| WHAT IS REQUIRED |
Go through the material below and copy all lines with "湯の街館".

───── DATA PROVIDED ─────

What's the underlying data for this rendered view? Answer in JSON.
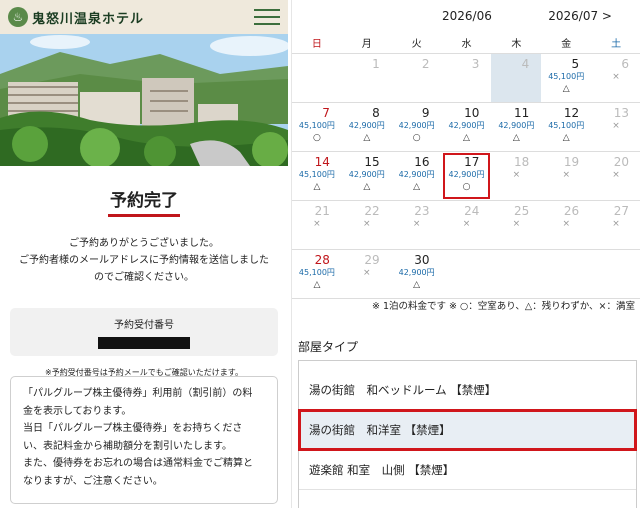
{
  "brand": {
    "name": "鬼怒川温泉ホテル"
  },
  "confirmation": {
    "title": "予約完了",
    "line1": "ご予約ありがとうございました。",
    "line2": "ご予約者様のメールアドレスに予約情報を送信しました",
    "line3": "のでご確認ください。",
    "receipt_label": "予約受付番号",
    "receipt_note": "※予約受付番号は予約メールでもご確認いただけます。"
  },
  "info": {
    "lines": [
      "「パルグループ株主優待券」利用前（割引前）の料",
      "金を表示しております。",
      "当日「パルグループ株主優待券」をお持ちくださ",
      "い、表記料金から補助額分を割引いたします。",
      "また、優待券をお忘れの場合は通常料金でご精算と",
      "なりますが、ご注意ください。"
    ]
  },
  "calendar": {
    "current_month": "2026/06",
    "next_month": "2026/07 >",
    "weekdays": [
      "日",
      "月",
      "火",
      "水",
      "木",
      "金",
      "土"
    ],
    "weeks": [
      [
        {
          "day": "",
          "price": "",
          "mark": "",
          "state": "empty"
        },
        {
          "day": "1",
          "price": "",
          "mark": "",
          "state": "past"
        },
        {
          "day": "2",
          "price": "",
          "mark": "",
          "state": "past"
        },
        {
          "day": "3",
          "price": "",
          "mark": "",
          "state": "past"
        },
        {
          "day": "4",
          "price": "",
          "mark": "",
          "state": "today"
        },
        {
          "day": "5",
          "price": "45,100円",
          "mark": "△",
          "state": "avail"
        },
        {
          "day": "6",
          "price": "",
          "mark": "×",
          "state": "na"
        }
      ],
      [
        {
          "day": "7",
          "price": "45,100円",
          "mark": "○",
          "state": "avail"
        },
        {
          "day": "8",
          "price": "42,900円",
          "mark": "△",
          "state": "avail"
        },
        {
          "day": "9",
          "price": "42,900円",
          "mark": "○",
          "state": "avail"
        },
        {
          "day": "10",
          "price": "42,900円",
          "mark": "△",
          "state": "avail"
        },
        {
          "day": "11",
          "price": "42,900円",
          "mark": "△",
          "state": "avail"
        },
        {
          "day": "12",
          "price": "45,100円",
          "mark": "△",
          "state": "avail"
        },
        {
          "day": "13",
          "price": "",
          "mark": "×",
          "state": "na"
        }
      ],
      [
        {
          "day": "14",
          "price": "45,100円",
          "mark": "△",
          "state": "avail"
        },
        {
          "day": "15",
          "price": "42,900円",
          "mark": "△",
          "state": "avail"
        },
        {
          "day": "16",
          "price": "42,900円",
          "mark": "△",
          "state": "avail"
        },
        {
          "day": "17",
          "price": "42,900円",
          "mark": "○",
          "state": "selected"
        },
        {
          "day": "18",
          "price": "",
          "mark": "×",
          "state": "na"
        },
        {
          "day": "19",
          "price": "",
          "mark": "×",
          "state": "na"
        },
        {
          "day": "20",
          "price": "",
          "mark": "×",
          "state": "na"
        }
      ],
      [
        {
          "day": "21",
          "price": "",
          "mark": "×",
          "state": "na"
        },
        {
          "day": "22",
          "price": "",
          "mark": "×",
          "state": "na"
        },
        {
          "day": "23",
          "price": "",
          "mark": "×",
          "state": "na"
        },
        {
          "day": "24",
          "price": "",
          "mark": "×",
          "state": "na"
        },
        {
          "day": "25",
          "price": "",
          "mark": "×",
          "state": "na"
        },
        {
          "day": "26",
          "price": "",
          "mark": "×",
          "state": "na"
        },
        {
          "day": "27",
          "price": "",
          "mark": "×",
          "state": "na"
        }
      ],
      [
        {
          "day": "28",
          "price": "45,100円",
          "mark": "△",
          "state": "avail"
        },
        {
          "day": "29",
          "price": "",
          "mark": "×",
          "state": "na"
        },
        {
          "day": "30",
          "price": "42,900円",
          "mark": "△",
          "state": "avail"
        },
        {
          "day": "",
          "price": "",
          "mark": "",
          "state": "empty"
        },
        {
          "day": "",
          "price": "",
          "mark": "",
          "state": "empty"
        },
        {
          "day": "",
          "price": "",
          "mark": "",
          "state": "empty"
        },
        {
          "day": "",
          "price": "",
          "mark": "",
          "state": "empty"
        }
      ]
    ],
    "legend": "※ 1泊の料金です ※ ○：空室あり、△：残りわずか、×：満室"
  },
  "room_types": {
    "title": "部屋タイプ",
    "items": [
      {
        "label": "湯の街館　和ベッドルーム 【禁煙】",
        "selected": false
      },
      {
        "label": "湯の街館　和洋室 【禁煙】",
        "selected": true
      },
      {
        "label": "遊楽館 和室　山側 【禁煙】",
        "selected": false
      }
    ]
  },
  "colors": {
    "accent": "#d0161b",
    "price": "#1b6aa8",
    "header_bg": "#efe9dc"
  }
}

─────

| THE COMPLETED TASK |
        "label": "湯の街館　和ベッドルーム 【禁煙】",
        "label": "湯の街館　和洋室 【禁煙】",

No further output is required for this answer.